HOLOPIS.COM, JAKARTA – Plt Menteri Komunikasi dan Informatika (Kominfo), Mahfud MD menyampaikan, bahwa proyek pengadaan infrastruktur Base Transceiver Station (BTS) 4G sudah berjalan sejak tahun 2016. Proyek tersebut sempat berjalan hingga tahun 2019 dan tidak ada kendala yang berarti.

“Menyangkut BTS itu saya melaporkan berdasar hasil dokumen dan analisis yang saya peroleh, (proyek) itu berlangsung sejak tahun 2006 sampai tahun 2019 berjalan bagus,” kata Mahfud MD di Istana Negara Jakarta, Senin (22/5) seperti dikutip Holopis.com.

Hanya saja saat proyek tersebut dilanjutkan untuk penganggaran tahun 2020-2021, terjadi kendala besar yang akhirnya membuat Johnny G Plate harus ditahan dan menyandang status sebagai tersangka kasus tindak pidana korupsi.

== == ==

PETUNJUK TUGAS »
1) Salin ulang bagian berita tentang proyek BTS 4G dari "HOLOPIS.COM, JAKARTA –" sampai "tindak pidana korupsi." tanpa perubahan.
2) Dalam berita tentang proyek BTS 4G, siapa yang akhirnya ditahan dan berstatus tersangka kasus tindak pidana korupsi?
3) Teruskan berita tentang proyek BTS 4G itu, dimulai setelah kalimat terakhirnya.
Data berikut tidak diperlukan.

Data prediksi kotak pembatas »
== == ==

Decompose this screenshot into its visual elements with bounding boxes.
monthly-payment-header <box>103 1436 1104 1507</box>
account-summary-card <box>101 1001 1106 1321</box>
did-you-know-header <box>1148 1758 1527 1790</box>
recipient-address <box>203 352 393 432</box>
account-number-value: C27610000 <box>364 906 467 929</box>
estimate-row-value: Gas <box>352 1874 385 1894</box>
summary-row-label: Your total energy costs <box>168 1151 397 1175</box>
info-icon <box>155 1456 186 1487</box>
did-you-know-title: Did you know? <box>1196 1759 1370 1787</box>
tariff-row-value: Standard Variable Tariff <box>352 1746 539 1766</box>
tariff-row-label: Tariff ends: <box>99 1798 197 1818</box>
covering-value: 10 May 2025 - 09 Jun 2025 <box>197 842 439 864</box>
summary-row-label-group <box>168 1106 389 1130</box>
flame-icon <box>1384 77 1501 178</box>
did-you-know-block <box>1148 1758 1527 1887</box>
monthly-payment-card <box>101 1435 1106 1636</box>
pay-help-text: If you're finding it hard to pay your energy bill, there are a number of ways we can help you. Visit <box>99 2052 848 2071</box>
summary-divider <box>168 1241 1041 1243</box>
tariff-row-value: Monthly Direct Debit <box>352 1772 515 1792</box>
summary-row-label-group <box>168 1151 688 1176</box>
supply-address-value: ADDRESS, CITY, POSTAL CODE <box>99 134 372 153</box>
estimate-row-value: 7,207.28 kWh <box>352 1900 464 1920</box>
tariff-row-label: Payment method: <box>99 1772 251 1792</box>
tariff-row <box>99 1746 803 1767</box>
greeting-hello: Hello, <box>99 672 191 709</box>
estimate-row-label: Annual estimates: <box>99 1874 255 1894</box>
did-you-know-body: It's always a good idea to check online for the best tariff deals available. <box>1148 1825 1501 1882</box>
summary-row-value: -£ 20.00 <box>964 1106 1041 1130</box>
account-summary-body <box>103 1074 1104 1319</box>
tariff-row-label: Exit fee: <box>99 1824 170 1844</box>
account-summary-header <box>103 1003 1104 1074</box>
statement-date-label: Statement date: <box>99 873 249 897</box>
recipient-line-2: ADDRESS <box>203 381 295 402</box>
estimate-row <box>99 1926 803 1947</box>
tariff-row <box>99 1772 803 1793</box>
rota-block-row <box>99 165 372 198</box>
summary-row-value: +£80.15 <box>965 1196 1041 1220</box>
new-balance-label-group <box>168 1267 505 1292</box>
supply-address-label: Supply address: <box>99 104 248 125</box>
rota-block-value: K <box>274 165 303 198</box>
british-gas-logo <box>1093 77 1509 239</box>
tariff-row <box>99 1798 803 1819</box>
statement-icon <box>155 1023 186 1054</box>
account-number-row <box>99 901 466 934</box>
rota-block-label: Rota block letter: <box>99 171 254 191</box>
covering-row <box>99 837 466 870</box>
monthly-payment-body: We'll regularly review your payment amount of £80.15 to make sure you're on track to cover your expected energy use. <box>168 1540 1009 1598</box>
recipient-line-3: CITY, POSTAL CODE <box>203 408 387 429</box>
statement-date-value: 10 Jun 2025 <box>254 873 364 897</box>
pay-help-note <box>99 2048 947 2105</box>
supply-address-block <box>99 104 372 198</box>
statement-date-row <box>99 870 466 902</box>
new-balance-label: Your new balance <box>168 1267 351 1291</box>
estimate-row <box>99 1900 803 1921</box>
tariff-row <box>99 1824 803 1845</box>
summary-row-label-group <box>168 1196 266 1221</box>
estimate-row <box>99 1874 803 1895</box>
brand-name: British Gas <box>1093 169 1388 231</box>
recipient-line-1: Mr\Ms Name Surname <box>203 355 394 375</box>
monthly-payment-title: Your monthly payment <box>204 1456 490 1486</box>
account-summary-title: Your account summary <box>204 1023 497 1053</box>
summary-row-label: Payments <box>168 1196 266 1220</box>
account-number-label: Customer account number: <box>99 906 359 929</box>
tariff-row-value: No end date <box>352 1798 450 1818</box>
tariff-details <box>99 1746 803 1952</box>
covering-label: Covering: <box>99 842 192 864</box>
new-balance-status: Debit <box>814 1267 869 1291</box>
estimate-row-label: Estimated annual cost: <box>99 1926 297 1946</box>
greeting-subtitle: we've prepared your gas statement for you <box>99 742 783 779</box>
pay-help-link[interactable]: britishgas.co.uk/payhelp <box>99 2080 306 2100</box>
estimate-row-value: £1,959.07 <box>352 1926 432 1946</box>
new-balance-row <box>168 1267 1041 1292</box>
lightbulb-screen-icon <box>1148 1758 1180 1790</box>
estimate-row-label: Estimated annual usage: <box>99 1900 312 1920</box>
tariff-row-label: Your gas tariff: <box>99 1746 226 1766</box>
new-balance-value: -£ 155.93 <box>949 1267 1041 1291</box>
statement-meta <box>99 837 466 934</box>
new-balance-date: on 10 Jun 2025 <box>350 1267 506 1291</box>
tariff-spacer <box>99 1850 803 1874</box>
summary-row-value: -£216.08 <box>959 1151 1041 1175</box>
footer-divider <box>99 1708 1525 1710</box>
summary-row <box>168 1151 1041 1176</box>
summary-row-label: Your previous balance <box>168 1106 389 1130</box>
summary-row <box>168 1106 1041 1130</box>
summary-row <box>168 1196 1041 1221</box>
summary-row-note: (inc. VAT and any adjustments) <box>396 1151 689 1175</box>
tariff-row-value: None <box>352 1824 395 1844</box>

== == ==

JAWABAN TIAP TUGAS »
1)
HOLOPIS.COM, JAKARTA – Plt Menteri Komunikasi dan Informatika (Kominfo), Mahfud MD menyampaikan, bahwa proyek pengadaan infrastruktur Base Transceiver Station (BTS) 4G sudah berjalan sejak tahun 2016. Proyek tersebut sempat berjalan hingga tahun 2019 dan tidak ada kendala yang berarti.

“Menyangkut BTS itu saya melaporkan berdasar hasil dokumen dan analisis yang saya peroleh, (proyek) itu berlangsung sejak tahun 2006 sampai tahun 2019 berjalan bagus,” kata Mahfud MD di Istana Negara Jakarta, Senin (22/5) seperti dikutip Holopis.com.

Hanya saja saat proyek tersebut dilanjutkan untuk penganggaran tahun 2020-2021, terjadi kendala besar yang akhirnya membuat Johnny G Plate harus ditahan dan menyandang status sebagai tersangka kasus tindak pidana korupsi.

2) Johnny G Plate.

3)
“Baru muncul masalah sejak tahun anggaran 2020, yaitu ketika proyek senilai Rp28 sekian triliun itu dicairkan dulu sebesar Rp10 sekian triliun pada tahun 2020-2021, tetapi pada bulan Desember ketika laporan harus disampaikan dan penggunaan dana dana itu harus dipertanggungjawabkan ternyata sampai Desember tahun 2021 barangnya ndak ada, BTS-nya itu tower-tower-nya itu tidak ada,” ujarnya.

Proses pertanggungjawaban dari penggunaan anggaran negara Rp10 triliun itu sempat terkendala karena alasan Covid-19. Dan memang di tahun 2021, kasus penyebaran virus korona di masa pandemi Covid-19 tengah gencar-gencarnya, sehingga proses Laporan Pertanggngjawabannya (LPJ) terpaksa ditunda hingga bulan Maret 2022.

“Lalu dengan alasan covid minta perpanjangan sampai Maret, seharusnya itu tidak boleh secara hukum tapi diberi perpanjangan 21 Maret (2022),” ucapnya.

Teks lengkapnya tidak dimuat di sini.